• **Assignment**
Every line in the records below that holds the word "kostnader" is to be copied.

• **Records for this task**
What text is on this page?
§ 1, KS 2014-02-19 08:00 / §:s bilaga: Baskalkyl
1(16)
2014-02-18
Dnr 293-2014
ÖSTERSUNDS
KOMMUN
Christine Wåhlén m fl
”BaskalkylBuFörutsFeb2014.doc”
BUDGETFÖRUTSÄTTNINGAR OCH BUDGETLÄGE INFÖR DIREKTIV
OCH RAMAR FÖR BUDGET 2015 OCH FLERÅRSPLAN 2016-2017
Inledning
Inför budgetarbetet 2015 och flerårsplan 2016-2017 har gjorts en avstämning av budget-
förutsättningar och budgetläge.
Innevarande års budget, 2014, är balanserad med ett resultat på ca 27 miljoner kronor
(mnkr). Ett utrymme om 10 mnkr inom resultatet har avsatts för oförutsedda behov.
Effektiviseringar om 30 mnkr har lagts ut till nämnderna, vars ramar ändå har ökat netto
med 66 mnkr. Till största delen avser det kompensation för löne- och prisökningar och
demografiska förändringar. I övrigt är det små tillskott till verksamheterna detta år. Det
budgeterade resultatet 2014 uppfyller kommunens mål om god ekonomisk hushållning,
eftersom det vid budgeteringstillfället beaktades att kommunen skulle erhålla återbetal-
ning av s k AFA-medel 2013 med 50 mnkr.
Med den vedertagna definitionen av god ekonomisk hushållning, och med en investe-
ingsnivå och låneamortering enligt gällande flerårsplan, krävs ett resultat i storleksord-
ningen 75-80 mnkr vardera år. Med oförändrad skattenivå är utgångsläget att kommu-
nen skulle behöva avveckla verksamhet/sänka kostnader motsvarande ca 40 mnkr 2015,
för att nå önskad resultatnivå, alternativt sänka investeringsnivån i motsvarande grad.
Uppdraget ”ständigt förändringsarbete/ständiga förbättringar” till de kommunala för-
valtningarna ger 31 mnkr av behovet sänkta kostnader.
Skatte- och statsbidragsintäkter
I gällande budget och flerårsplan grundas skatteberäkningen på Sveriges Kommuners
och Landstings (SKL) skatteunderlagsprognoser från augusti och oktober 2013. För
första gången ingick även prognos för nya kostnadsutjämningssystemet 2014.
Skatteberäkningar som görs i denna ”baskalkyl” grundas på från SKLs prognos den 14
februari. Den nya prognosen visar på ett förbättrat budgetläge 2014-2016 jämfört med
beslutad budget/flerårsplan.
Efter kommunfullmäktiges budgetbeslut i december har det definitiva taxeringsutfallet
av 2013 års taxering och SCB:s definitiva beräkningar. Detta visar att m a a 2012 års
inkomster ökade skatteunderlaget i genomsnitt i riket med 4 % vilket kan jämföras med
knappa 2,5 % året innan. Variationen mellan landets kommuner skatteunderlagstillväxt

* * *

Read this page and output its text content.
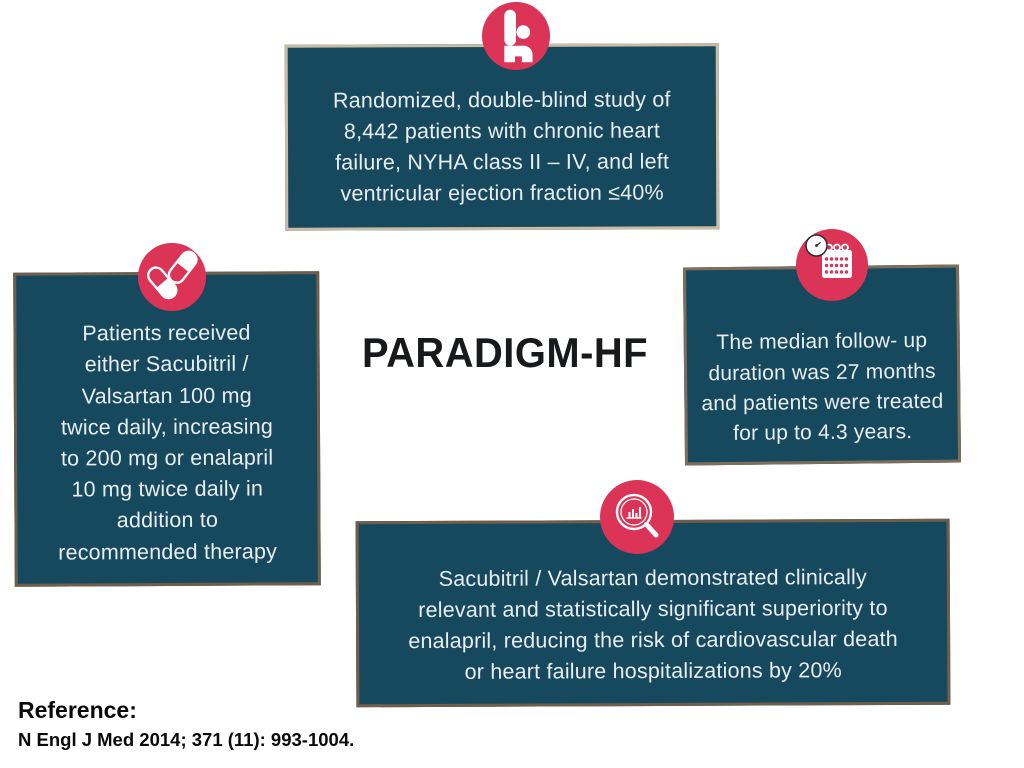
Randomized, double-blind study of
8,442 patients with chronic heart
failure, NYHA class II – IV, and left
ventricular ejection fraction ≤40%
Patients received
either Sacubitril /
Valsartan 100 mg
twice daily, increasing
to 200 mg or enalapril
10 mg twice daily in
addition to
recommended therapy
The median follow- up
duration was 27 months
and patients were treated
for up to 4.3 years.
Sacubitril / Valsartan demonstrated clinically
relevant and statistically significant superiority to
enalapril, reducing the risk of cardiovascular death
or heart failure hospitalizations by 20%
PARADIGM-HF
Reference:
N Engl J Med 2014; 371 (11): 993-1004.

• **Result of this task**
nen skulle behöva avveckla verksamhet/sänka kostnader motsvarande ca 40 mnkr 2015,
valtningarna ger 31 mnkr av behovet sänkta kostnader.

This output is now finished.